**Direction**
Print out every line, exactly as written.

(Records contained in a dataset)
______
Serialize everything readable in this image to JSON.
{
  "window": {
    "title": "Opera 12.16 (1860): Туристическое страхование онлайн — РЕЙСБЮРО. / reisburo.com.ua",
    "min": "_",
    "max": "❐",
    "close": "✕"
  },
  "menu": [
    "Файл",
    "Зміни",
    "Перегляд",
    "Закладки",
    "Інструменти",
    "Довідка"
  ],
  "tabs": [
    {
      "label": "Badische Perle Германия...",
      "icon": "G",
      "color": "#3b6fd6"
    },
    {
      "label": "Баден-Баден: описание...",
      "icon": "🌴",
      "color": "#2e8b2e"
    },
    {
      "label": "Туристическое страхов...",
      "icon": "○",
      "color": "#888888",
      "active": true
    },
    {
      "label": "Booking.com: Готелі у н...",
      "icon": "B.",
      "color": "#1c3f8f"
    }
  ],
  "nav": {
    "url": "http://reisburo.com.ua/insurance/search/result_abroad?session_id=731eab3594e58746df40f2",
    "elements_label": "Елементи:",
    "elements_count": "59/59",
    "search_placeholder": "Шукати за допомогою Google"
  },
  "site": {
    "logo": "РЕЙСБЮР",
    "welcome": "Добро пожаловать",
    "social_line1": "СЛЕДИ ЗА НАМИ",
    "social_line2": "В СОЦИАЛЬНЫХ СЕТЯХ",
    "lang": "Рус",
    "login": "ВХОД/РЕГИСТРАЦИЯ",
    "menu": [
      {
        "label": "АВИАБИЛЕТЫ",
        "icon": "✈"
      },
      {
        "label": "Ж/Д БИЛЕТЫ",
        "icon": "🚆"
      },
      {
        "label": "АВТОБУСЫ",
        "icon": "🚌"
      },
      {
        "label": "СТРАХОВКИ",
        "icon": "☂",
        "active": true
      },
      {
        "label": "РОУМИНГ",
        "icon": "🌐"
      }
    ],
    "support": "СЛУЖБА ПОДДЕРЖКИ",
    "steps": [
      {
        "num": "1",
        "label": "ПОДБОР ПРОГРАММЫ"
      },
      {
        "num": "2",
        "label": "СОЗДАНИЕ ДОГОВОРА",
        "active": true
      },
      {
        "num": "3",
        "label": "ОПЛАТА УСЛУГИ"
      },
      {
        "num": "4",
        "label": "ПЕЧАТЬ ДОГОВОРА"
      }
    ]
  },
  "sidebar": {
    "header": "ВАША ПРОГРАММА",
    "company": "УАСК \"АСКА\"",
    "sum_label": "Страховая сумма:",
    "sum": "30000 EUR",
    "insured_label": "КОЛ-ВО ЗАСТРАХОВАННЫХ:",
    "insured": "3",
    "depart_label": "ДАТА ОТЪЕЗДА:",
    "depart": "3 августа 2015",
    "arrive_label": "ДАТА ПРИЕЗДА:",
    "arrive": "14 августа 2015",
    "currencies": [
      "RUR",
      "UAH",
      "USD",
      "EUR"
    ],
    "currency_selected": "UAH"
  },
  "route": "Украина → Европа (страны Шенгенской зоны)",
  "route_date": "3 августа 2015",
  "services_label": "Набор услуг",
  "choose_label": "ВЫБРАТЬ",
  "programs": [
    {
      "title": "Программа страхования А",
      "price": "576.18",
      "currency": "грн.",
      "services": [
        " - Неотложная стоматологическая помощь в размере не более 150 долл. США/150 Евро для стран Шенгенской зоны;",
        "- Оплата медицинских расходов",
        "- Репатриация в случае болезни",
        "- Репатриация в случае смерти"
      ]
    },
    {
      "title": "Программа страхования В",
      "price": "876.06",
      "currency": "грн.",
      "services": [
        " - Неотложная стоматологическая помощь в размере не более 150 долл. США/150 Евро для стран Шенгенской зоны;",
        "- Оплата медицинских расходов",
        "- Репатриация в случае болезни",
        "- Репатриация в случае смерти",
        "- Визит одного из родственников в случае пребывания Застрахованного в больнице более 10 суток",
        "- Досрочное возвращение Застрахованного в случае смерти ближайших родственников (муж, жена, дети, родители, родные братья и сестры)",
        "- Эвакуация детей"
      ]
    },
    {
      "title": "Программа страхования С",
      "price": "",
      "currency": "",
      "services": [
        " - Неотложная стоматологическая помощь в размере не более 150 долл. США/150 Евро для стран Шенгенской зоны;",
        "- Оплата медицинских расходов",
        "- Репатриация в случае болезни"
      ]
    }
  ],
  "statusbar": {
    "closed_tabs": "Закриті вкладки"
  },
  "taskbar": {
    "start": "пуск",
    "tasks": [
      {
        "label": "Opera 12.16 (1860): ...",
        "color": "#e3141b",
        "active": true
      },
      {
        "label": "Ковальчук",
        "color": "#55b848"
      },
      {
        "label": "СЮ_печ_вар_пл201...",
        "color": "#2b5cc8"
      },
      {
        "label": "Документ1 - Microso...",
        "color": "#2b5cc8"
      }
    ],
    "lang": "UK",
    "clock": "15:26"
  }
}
______
**Task result**
Serialize everything readable in this image to JSON.
{
  "window": {
    "title": "Opera 12.16 (1860): Туристическое страхование онлайн — РЕЙСБЮРО. / reisburo.com.ua",
    "min": "_",
    "max": "❐",
    "close": "✕"
  },
  "menu": [
    "Файл",
    "Зміни",
    "Перегляд",
    "Закладки",
    "Інструменти",
    "Довідка"
  ],
  "tabs": [
    {
      "label": "Badische Perle Германия...",
      "icon": "G",
      "color": "#3b6fd6"
    },
    {
      "label": "Баден-Баден: описание...",
      "icon": "🌴",
      "color": "#2e8b2e"
    },
    {
      "label": "Туристическое страхов...",
      "icon": "○",
      "color": "#888888",
      "active": true
    },
    {
      "label": "Booking.com: Готелі у н...",
      "icon": "B.",
      "color": "#1c3f8f"
    }
  ],
  "nav": {
    "url": "http://reisburo.com.ua/insurance/search/result_abroad?session_id=731eab3594e58746df40f2",
    "elements_label": "Елементи:",
    "elements_count": "59/59",
    "search_placeholder": "Шукати за допомогою Google"
  },
  "site": {
    "logo": "РЕЙСБЮР",
    "welcome": "Добро пожаловать",
    "social_line1": "СЛЕДИ ЗА НАМИ",
    "social_line2": "В СОЦИАЛЬНЫХ СЕТЯХ",
    "lang": "Рус",
    "login": "ВХОД/РЕГИСТРАЦИЯ",
    "menu": [
      {
        "label": "АВИАБИЛЕТЫ",
        "icon": "✈"
      },
      {
        "label": "Ж/Д БИЛЕТЫ",
        "icon": "🚆"
      },
      {
        "label": "АВТОБУСЫ",
        "icon": "🚌"
      },
      {
        "label": "СТРАХОВКИ",
        "icon": "☂",
        "active": true
      },
      {
        "label": "РОУМИНГ",
        "icon": "🌐"
      }
    ],
    "support": "СЛУЖБА ПОДДЕРЖКИ",
    "steps": [
      {
        "num": "1",
        "label": "ПОДБОР ПРОГРАММЫ"
      },
      {
        "num": "2",
        "label": "СОЗДАНИЕ ДОГОВОРА",
        "active": true
      },
      {
        "num": "3",
        "label": "ОПЛАТА УСЛУГИ"
      },
      {
        "num": "4",
        "label": "ПЕЧАТЬ ДОГОВОРА"
      }
    ]
  },
  "sidebar": {
    "header": "ВАША ПРОГРАММА",
    "company": "УАСК \"АСКА\"",
    "sum_label": "Страховая сумма:",
    "sum": "30000 EUR",
    "insured_label": "КОЛ-ВО ЗАСТРАХОВАННЫХ:",
    "insured": "3",
    "depart_label": "ДАТА ОТЪЕЗДА:",
    "depart": "3 августа 2015",
    "arrive_label": "ДАТА ПРИЕЗДА:",
    "arrive": "14 августа 2015",
    "currencies": [
      "RUR",
      "UAH",
      "USD",
      "EUR"
    ],
    "currency_selected": "UAH"
  },
  "route": "Украина → Европа (страны Шенгенской зоны)",
  "route_date": "3 августа 2015",
  "services_label": "Набор услуг",
  "choose_label": "ВЫБРАТЬ",
  "programs": [
    {
      "title": "Программа страхования А",
      "price": "576.18",
      "currency": "грн.",
      "services": [
        " - Неотложная стоматологическая помощь в размере не более 150 долл. США/150 Евро для стран Шенгенской зоны;",
        "- Оплата медицинских расходов",
        "- Репатриация в случае болезни",
        "- Репатриация в случае смерти"
      ]
    },
    {
      "title": "Программа страхования В",
      "price": "876.06",
      "currency": "грн.",
      "services": [
        " - Неотложная стоматологическая помощь в размере не более 150 долл. США/150 Евро для стран Шенгенской зоны;",
        "- Оплата медицинских расходов",
        "- Репатриация в случае болезни",
        "- Репатриация в случае смерти",
        "- Визит одного из родственников в случае пребывания Застрахованного в больнице более 10 суток",
        "- Досрочное возвращение Застрахованного в случае смерти ближайших родственников (муж, жена, дети, родители, родные братья и сестры)",
        "- Эвакуация детей"
      ]
    },
    {
      "title": "Программа страхования С",
      "price": "",
      "currency": "",
      "services": [
        " - Неотложная стоматологическая помощь в размере не более 150 долл. США/150 Евро для стран Шенгенской зоны;",
        "- Оплата медицинских расходов",
        "- Репатриация в случае болезни"
      ]
    }
  ],
  "statusbar": {
    "closed_tabs": "Закриті вкладки"
  },
  "taskbar": {
    "start": "пуск",
    "tasks": [
      {
        "label": "Opera 12.16 (1860): ...",
        "color": "#e3141b",
        "active": true
      },
      {
        "label": "Ковальчук",
        "color": "#55b848"
      },
      {
        "label": "СЮ_печ_вар_пл201...",
        "color": "#2b5cc8"
      },
      {
        "label": "Документ1 - Microso...",
        "color": "#2b5cc8"
      }
    ],
    "lang": "UK",
    "clock": "15:26"
  }
}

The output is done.